*The task*: Read the records and gather each line that includes "Testing".

+++ Provided information

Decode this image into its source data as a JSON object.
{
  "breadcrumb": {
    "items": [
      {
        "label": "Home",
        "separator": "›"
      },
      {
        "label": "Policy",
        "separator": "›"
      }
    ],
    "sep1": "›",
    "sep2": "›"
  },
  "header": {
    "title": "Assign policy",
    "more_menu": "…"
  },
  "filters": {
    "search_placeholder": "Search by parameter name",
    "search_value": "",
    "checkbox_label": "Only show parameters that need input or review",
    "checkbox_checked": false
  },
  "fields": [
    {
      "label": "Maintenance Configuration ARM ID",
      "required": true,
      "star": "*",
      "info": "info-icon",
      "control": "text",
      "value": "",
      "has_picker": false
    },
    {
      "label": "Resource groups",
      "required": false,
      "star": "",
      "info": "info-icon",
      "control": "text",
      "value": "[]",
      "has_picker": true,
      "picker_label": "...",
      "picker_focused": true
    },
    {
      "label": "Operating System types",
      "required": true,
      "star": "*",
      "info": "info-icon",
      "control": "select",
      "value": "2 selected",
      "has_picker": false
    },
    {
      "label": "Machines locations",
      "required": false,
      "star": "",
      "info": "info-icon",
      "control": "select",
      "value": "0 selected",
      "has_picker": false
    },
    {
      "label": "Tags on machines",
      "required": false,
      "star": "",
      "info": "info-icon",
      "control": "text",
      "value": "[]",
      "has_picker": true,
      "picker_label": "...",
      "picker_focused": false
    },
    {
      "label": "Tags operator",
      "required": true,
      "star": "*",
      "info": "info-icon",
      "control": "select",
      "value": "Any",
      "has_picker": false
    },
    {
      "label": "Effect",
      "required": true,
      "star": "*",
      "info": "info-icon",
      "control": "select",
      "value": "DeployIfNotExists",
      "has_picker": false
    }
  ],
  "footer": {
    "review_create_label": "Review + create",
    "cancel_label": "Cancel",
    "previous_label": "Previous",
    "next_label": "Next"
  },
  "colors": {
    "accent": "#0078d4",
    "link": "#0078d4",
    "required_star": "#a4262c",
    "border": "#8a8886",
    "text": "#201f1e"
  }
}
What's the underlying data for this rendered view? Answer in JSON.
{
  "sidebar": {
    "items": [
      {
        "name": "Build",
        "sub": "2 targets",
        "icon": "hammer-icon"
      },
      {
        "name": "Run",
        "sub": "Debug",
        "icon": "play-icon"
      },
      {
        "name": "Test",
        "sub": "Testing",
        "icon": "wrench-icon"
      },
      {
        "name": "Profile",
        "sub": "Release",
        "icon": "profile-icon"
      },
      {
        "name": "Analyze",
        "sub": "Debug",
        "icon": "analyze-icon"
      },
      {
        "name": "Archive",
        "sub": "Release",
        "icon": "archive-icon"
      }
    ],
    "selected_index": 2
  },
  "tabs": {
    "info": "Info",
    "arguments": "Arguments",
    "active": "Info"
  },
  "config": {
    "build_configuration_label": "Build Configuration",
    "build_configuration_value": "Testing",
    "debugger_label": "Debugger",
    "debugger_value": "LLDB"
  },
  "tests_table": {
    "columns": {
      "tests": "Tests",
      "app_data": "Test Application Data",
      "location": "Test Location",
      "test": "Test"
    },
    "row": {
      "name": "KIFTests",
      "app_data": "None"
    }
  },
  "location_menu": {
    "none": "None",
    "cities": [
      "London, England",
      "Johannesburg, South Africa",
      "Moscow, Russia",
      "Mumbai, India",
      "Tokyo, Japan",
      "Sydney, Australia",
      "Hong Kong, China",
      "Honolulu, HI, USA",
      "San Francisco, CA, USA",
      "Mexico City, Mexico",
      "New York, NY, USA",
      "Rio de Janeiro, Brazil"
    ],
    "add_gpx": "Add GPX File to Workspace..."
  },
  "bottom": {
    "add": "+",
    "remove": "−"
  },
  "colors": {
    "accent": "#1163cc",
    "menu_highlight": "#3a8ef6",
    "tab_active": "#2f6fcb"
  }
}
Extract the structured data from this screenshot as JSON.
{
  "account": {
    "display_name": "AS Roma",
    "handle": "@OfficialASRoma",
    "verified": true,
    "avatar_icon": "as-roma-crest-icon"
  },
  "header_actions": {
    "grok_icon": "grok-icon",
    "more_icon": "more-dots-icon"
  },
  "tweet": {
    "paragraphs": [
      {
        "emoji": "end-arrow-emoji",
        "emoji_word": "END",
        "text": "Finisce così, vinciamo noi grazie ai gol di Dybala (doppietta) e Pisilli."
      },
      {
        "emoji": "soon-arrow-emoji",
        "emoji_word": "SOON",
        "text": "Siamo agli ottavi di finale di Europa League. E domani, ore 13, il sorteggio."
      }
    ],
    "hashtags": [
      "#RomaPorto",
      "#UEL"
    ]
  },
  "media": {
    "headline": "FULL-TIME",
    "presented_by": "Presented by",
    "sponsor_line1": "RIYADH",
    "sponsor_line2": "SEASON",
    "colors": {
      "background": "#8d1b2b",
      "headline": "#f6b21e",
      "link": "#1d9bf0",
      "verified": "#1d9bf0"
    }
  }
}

++++++

*Solution for this problem*:
        "sub": "Testing",
    "build_configuration_value": "Testing",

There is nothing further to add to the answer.